But my mind had wandered, as it will, and it didn’t wander back until after I had bitten the dust, grabbing a handful of cholla as I went down.
“What the hell are you doing?” my mind asked.
“Oh, shut up,” I replied, yanking spines from my left hand. “This is your fault.”
“What, I told you to yardsale in a rut?” my mind chortled. “I was just trying to get a little work done while you were dicking around. Jeez, I can’t leave you alone for a minute.”
Ever since taking that little digger I’ve ridden Trail 341 as a climb instead of a descent, though the neighborhood Singletrack Sanitation Service has ironed out a few of its nastier wrinkles. It leaves me in something of a metaphorical rut, true, but it’s a problem I don’t need to solve; a nettle I don’t care to grasp.
Especially in December, when there’s never enough sun to really warm your bones, and what there is of it hangs low in the sky, either blinding you to the path or cloaking it in shadows.
My rides and temper shorten with the days. I get up in the dark and by the time I‘ve gotten a handle on current events — what has the Arsehole-in-Chief managed to shit on today? — it’s dark again and time to go back to bed. This makes for unsettling dreams.
Dreams. The ancient Celts saw the solstices as battles between twin kings, Oak vs. Holly, warmth and light pitted against cold and dark.
Neither king is ever truly vanquished. The Holly King is ascendant as the old year wanes, but as the new year approaches the Oak King reclaims the throne.
It was a murky morning as this year’s winter solstice came to Newgrange, and the Oak King did not make an appearance. But this doesn’t mean that the Holly King has finally triumphed. The struggle continues.
And I recall another Irish legend, who once said: “We are not here to curse the darkness, but to light the candle that can guide us through that darkness to a safe and sane future.”
Don’t curse the darkness. Light a candle. Grasp the nettle.
• Editor’s note: I had planned to make this an episode of Radio Free Dogpatch, but various ruts kept tripping me up. At least you can give a listen to the music I had in mind for the background — “King Holly, King Oak,” from Johnny Cunningham via “Celtic Christmas,” a Windham Hill sampler I’d forgotten I owned. And happy solstice to you.
During his nearly two years in office Zinke came under at least 15 investigations, including inquiries into his connection to a real estate deal involving a company that Interior regulates, whether he bent government rules to allow his wife to ride in government vehicles and allowing a security detail to travel with him on a vacation to Turkey at considerable cost.

*DATA RECORDS*:
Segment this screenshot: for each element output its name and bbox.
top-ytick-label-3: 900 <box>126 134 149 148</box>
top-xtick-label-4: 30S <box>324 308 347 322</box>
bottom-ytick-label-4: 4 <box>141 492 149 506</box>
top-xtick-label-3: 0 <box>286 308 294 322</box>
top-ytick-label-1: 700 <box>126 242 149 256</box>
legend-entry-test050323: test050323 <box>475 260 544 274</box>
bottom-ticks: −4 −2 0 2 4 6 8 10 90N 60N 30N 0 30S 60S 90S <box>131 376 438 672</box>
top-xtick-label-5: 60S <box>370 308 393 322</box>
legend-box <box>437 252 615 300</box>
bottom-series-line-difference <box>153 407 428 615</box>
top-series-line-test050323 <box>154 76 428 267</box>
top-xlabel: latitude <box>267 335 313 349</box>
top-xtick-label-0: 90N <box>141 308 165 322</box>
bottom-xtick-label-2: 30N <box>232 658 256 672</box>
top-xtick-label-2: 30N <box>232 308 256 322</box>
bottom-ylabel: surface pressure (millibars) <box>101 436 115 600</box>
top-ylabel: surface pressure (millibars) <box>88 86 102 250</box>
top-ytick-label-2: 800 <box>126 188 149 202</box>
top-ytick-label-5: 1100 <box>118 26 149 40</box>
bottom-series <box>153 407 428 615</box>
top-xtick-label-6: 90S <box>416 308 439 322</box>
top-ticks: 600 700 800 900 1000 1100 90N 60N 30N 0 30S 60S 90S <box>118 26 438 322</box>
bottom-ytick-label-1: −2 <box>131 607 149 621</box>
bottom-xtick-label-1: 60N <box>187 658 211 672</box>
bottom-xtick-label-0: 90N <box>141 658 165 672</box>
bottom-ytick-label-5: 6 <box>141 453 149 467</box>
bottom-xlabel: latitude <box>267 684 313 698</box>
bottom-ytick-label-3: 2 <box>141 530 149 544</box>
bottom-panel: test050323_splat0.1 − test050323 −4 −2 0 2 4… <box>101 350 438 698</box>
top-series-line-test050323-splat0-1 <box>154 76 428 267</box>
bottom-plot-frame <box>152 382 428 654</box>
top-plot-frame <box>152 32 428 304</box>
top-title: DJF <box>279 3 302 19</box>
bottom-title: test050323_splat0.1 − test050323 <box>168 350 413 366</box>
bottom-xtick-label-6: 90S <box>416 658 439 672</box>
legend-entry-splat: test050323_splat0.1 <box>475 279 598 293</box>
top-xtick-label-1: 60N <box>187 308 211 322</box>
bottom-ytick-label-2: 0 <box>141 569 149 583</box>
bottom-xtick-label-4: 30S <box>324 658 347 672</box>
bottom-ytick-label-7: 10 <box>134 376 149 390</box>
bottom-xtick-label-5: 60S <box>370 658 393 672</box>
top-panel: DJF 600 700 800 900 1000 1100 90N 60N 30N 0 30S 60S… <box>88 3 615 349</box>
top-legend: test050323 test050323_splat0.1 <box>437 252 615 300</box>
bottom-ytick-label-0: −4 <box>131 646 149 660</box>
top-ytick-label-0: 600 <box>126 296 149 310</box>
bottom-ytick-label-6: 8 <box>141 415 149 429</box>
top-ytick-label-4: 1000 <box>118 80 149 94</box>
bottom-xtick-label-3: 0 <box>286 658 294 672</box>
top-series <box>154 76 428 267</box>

*EXERCISE PROMPT*:
Translate this sentence from the solstice essay into Spanish: "The Holly King is ascendant as the old year wanes, but as the new year approaches the Oak King reclaims the throne."

*FINISHED TASK*:
El Rey Acebo asciende mientras el año viejo declina, pero cuando se acerca el año nuevo el Rey Roble recupera el trono.